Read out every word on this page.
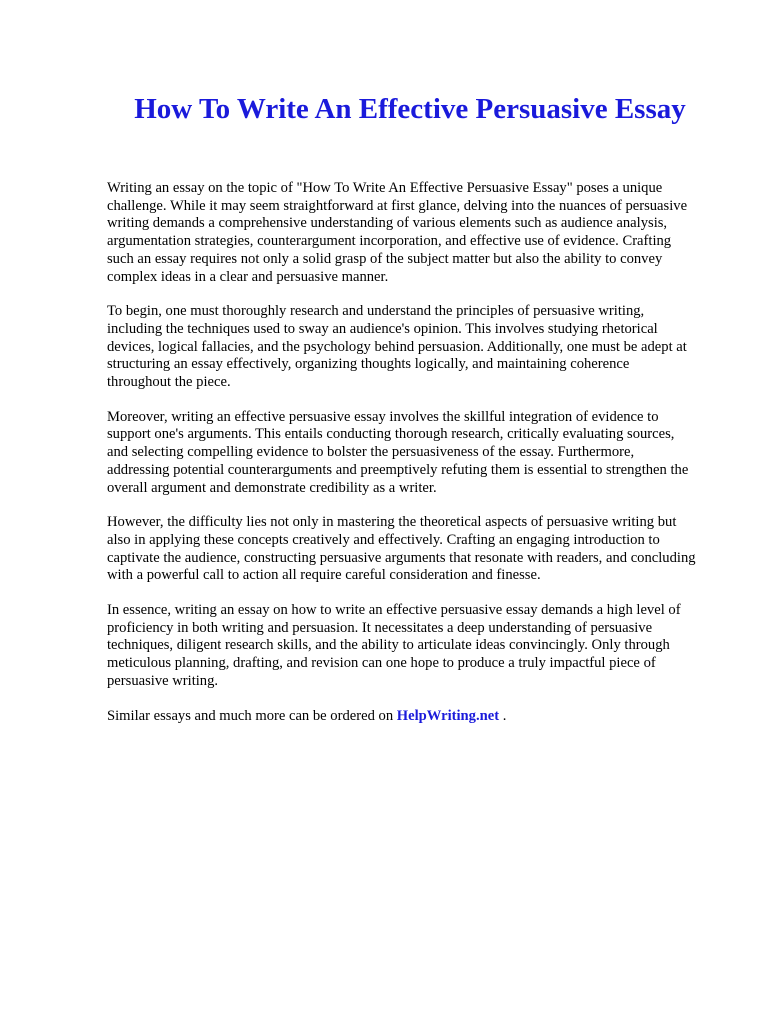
How To Write An Effective Persuasive Essay

Writing an essay on the topic of "How To Write An Effective Persuasive Essay" poses a unique
challenge. While it may seem straightforward at first glance, delving into the nuances of persuasive
writing demands a comprehensive understanding of various elements such as audience analysis,
argumentation strategies, counterargument incorporation, and effective use of evidence. Crafting
such an essay requires not only a solid grasp of the subject matter but also the ability to convey
complex ideas in a clear and persuasive manner.

To begin, one must thoroughly research and understand the principles of persuasive writing,
including the techniques used to sway an audience's opinion. This involves studying rhetorical
devices, logical fallacies, and the psychology behind persuasion. Additionally, one must be adept at
structuring an essay effectively, organizing thoughts logically, and maintaining coherence
throughout the piece.

Moreover, writing an effective persuasive essay involves the skillful integration of evidence to
support one's arguments. This entails conducting thorough research, critically evaluating sources,
and selecting compelling evidence to bolster the persuasiveness of the essay. Furthermore,
addressing potential counterarguments and preemptively refuting them is essential to strengthen the
overall argument and demonstrate credibility as a writer.

However, the difficulty lies not only in mastering the theoretical aspects of persuasive writing but
also in applying these concepts creatively and effectively. Crafting an engaging introduction to
captivate the audience, constructing persuasive arguments that resonate with readers, and concluding
with a powerful call to action all require careful consideration and finesse.

In essence, writing an essay on how to write an effective persuasive essay demands a high level of
proficiency in both writing and persuasion. It necessitates a deep understanding of persuasive
techniques, diligent research skills, and the ability to articulate ideas convincingly. Only through
meticulous planning, drafting, and revision can one hope to produce a truly impactful piece of
persuasive writing.

Similar essays and much more can be ordered on HelpWriting.net .
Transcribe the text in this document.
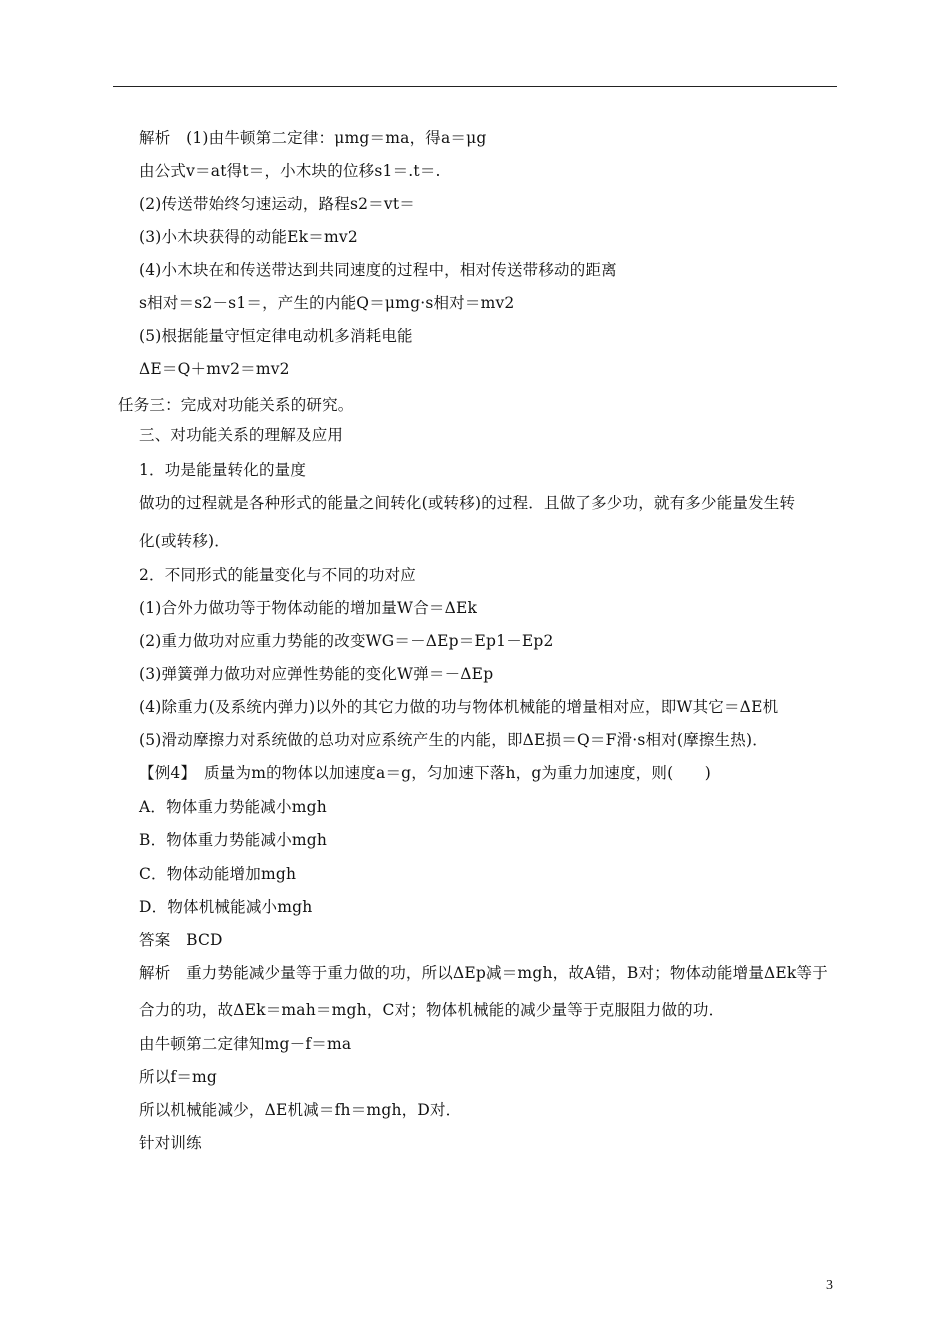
解析　(1)由牛顿第二定律：μmg＝ma，得a＝μg
由公式v＝at得t＝，小木块的位移s1＝.t＝.
(2)传送带始终匀速运动，路程s2＝vt＝
(3)小木块获得的动能Ek＝mv2
(4)小木块在和传送带达到共同速度的过程中，相对传送带移动的距离
s相对＝s2－s1＝，产生的内能Q＝μmg·s相对＝mv2
(5)根据能量守恒定律电动机多消耗电能
ΔE＝Q＋mv2＝mv2
任务三：完成对功能关系的研究。
三、对功能关系的理解及应用
1．功是能量转化的量度
做功的过程就是各种形式的能量之间转化(或转移)的过程．且做了多少功，就有多少能量发生转
化(或转移)．
2．不同形式的能量变化与不同的功对应
(1)合外力做功等于物体动能的增加量W合＝ΔEk
(2)重力做功对应重力势能的改变WG＝－ΔEp＝Ep1－Ep2
(3)弹簧弹力做功对应弹性势能的变化W弹＝－ΔEp
(4)除重力(及系统内弹力)以外的其它力做的功与物体机械能的增量相对应，即W其它＝ΔE机
(5)滑动摩擦力对系统做的总功对应系统产生的内能，即ΔE损＝Q＝F滑·s相对(摩擦生热)．
【例4】　质量为m的物体以加速度a＝g，匀加速下落h，g为重力加速度，则(　　)
A．物体重力势能减小mgh
B．物体重力势能减小mgh
C．物体动能增加mgh
D．物体机械能减小mgh
答案　BCD
解析　重力势能减少量等于重力做的功，所以ΔEp减＝mgh，故A错，B对；物体动能增量ΔEk等于
合力的功，故ΔEk＝mah＝mgh，C对；物体机械能的减少量等于克服阻力做的功．
由牛顿第二定律知mg－f＝ma
所以f＝mg
所以机械能减少，ΔE机减＝fh＝mgh，D对．
针对训练
3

◇ ◇ ◇

TASK OBJECTIVE » Do not include images; quote all of the entries above exactly.

COMPLETE OUTPUT »
Read out every word on this page.
How To Write An Effective Persuasive Essay

Writing an essay on the topic of "How To Write An Effective Persuasive Essay" poses a unique
challenge. While it may seem straightforward at first glance, delving into the nuances of persuasive
writing demands a comprehensive understanding of various elements such as audience analysis,
argumentation strategies, counterargument incorporation, and effective use of evidence. Crafting
such an essay requires not only a solid grasp of the subject matter but also the ability to convey
complex ideas in a clear and persuasive manner.

To begin, one must thoroughly research and understand the principles of persuasive writing,
including the techniques used to sway an audience's opinion. This involves studying rhetorical
devices, logical fallacies, and the psychology behind persuasion. Additionally, one must be adept at
structuring an essay effectively, organizing thoughts logically, and maintaining coherence
throughout the piece.

Moreover, writing an effective persuasive essay involves the skillful integration of evidence to
support one's arguments. This entails conducting thorough research, critically evaluating sources,
and selecting compelling evidence to bolster the persuasiveness of the essay. Furthermore,
addressing potential counterarguments and preemptively refuting them is essential to strengthen the
overall argument and demonstrate credibility as a writer.

However, the difficulty lies not only in mastering the theoretical aspects of persuasive writing but
also in applying these concepts creatively and effectively. Crafting an engaging introduction to
captivate the audience, constructing persuasive arguments that resonate with readers, and concluding
with a powerful call to action all require careful consideration and finesse.

In essence, writing an essay on how to write an effective persuasive essay demands a high level of
proficiency in both writing and persuasion. It necessitates a deep understanding of persuasive
techniques, diligent research skills, and the ability to articulate ideas convincingly. Only through
meticulous planning, drafting, and revision can one hope to produce a truly impactful piece of
persuasive writing.

Similar essays and much more can be ordered on HelpWriting.net .
Transcribe the text in this document.
解析　(1)由牛顿第二定律：μmg＝ma，得a＝μg
由公式v＝at得t＝，小木块的位移s1＝.t＝.
(2)传送带始终匀速运动，路程s2＝vt＝
(3)小木块获得的动能Ek＝mv2
(4)小木块在和传送带达到共同速度的过程中，相对传送带移动的距离
s相对＝s2－s1＝，产生的内能Q＝μmg·s相对＝mv2
(5)根据能量守恒定律电动机多消耗电能
ΔE＝Q＋mv2＝mv2
任务三：完成对功能关系的研究。
三、对功能关系的理解及应用
1．功是能量转化的量度
做功的过程就是各种形式的能量之间转化(或转移)的过程．且做了多少功，就有多少能量发生转
化(或转移)．
2．不同形式的能量变化与不同的功对应
(1)合外力做功等于物体动能的增加量W合＝ΔEk
(2)重力做功对应重力势能的改变WG＝－ΔEp＝Ep1－Ep2
(3)弹簧弹力做功对应弹性势能的变化W弹＝－ΔEp
(4)除重力(及系统内弹力)以外的其它力做的功与物体机械能的增量相对应，即W其它＝ΔE机
(5)滑动摩擦力对系统做的总功对应系统产生的内能，即ΔE损＝Q＝F滑·s相对(摩擦生热)．
【例4】　质量为m的物体以加速度a＝g，匀加速下落h，g为重力加速度，则(　　)
A．物体重力势能减小mgh
B．物体重力势能减小mgh
C．物体动能增加mgh
D．物体机械能减小mgh
答案　BCD
解析　重力势能减少量等于重力做的功，所以ΔEp减＝mgh，故A错，B对；物体动能增量ΔEk等于
合力的功，故ΔEk＝mah＝mgh，C对；物体机械能的减少量等于克服阻力做的功．
由牛顿第二定律知mg－f＝ma
所以f＝mg
所以机械能减少，ΔE机减＝fh＝mgh，D对．
针对训练
3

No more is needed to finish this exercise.